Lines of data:
--- --- ---

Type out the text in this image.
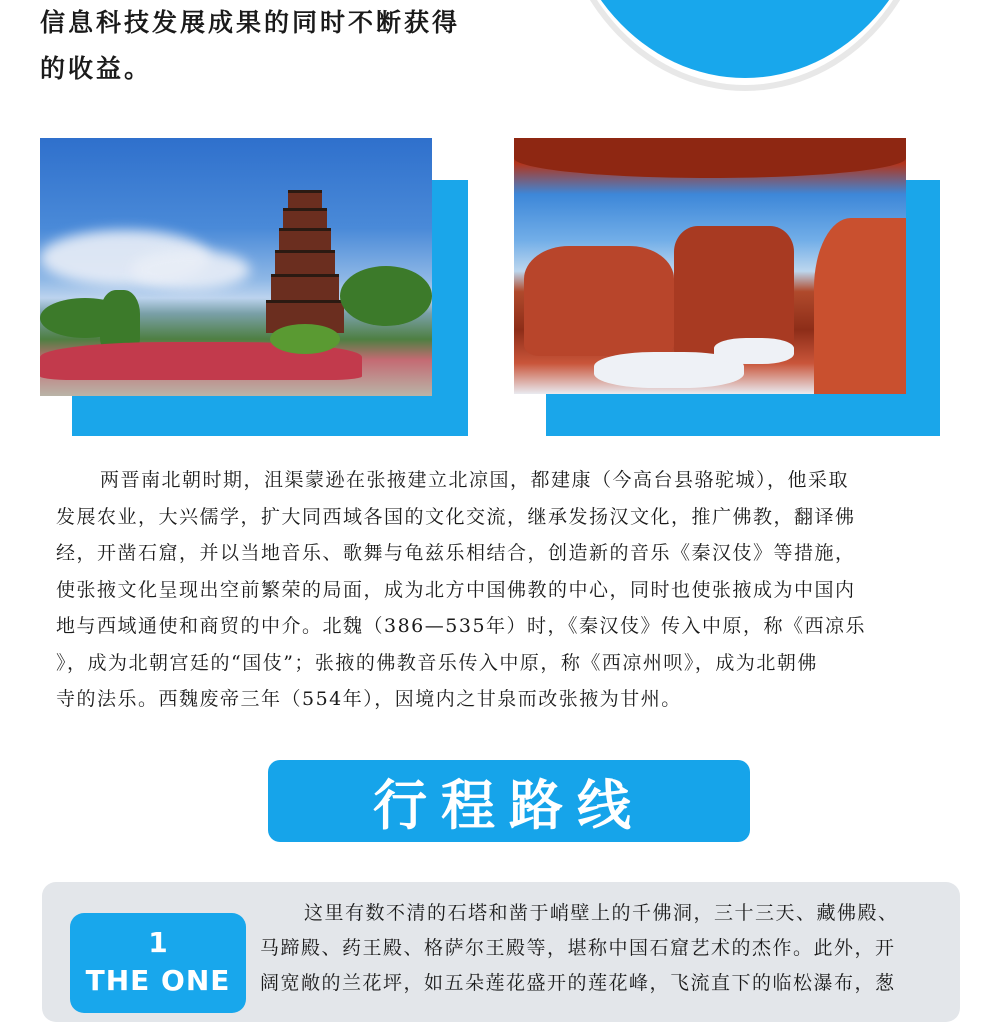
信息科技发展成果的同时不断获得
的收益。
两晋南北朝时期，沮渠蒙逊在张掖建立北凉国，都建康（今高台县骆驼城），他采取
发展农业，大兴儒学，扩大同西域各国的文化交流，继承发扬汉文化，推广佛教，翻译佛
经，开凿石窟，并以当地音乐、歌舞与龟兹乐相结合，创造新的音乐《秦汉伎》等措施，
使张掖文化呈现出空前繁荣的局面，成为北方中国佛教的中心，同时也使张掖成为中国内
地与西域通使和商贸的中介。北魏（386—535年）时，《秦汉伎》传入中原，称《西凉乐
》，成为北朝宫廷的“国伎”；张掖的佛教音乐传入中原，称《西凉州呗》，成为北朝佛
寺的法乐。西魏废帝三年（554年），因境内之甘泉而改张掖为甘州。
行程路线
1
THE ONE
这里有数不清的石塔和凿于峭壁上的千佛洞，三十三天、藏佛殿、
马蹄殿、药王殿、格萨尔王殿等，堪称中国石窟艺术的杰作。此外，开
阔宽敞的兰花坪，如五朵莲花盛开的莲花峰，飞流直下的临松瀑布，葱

--- --- ---

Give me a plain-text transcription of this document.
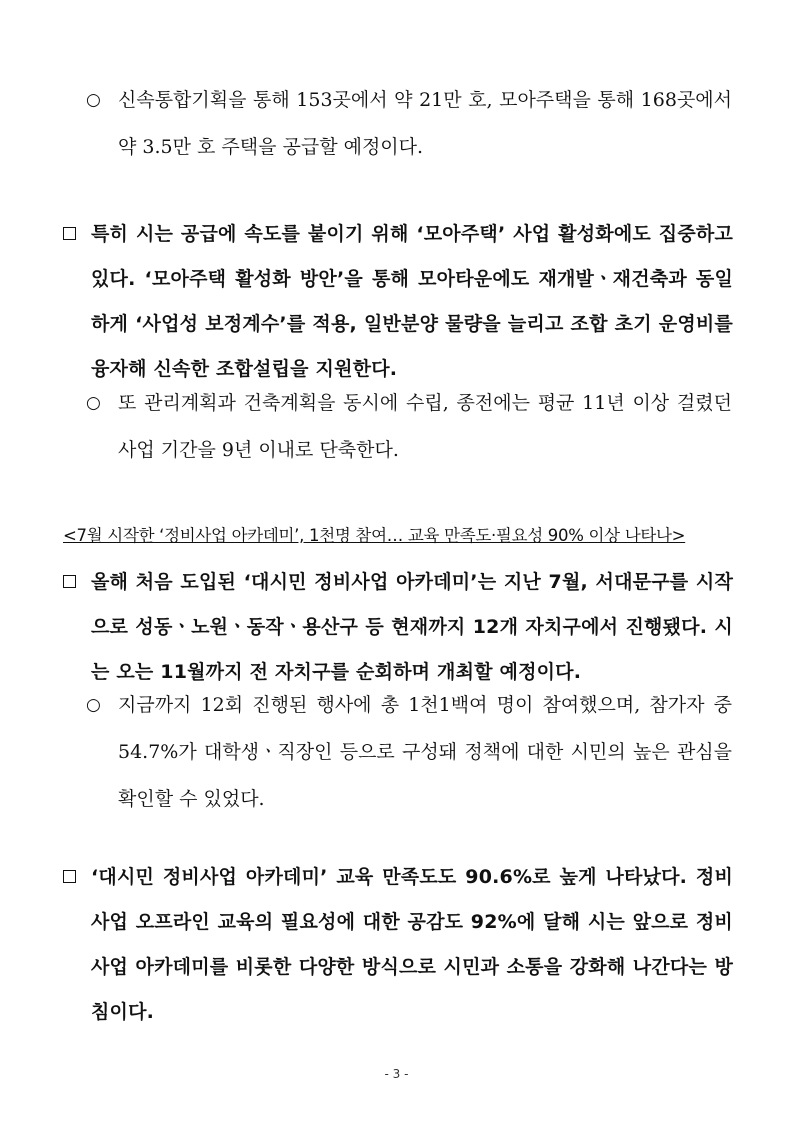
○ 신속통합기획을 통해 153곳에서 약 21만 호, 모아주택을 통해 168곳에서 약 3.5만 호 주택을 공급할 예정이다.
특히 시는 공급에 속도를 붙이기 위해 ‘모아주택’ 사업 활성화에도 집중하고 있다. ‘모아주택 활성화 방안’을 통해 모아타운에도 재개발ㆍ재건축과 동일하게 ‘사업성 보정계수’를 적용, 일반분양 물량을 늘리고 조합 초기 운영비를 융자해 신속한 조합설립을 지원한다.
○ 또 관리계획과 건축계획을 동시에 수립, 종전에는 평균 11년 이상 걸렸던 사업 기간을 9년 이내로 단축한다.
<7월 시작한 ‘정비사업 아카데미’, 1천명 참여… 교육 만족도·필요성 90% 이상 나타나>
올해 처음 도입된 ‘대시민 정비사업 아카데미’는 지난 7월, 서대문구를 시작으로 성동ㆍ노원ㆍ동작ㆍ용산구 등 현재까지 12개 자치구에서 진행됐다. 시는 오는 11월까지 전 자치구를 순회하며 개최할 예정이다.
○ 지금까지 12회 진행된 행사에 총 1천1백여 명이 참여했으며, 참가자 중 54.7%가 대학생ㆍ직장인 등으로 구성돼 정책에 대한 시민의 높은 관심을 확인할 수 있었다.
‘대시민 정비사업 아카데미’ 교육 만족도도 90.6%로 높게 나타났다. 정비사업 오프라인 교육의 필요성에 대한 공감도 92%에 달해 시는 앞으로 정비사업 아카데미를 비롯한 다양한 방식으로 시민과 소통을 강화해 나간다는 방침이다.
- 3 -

--- --- ---

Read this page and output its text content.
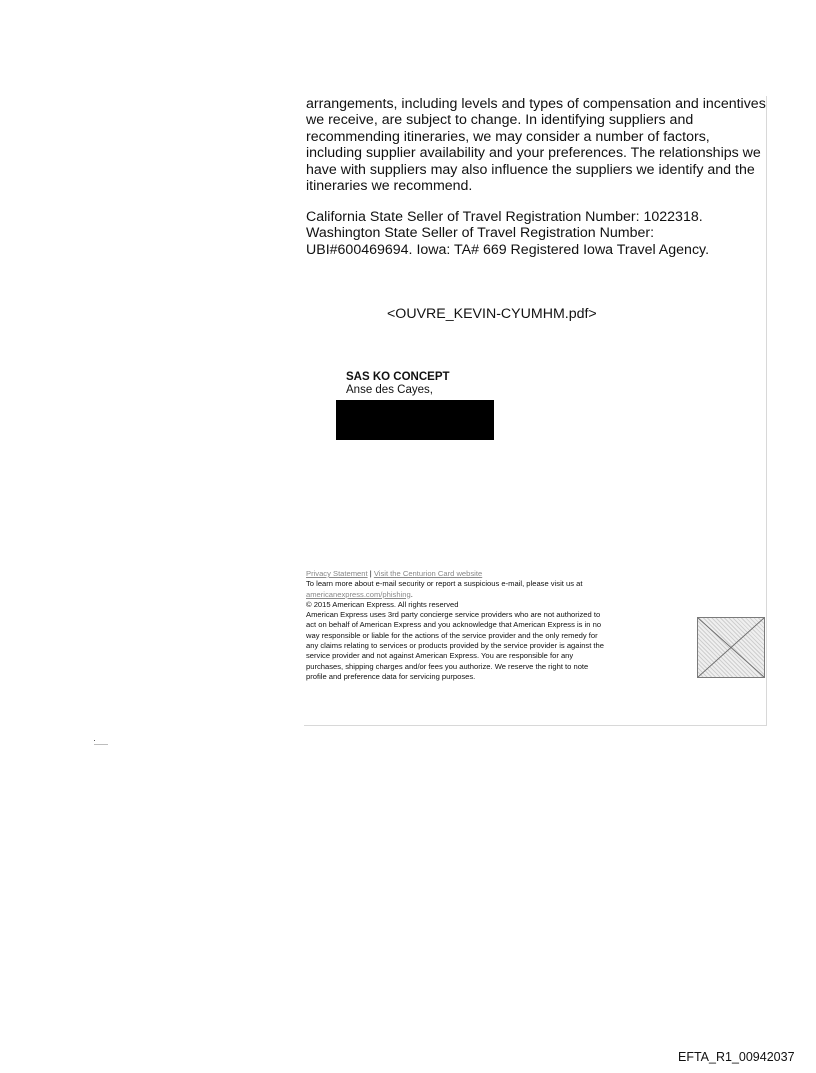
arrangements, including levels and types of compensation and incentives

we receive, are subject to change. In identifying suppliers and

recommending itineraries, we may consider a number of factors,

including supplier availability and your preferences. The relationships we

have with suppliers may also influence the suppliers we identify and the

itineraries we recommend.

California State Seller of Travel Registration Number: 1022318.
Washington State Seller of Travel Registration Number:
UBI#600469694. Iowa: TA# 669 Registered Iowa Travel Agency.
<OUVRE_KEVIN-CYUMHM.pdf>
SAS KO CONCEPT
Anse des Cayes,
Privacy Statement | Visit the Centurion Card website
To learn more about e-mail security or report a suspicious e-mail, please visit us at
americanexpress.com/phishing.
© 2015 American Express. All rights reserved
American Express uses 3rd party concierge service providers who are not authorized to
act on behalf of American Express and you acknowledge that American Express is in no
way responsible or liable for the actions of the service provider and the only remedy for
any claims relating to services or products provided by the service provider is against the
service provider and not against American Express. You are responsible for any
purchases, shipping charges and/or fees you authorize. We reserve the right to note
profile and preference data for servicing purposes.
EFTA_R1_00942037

--- --- ---

§ What to work on:
Only the count is wanted: report how many lines of the material above hold the word "this".

§ Finished answer:
3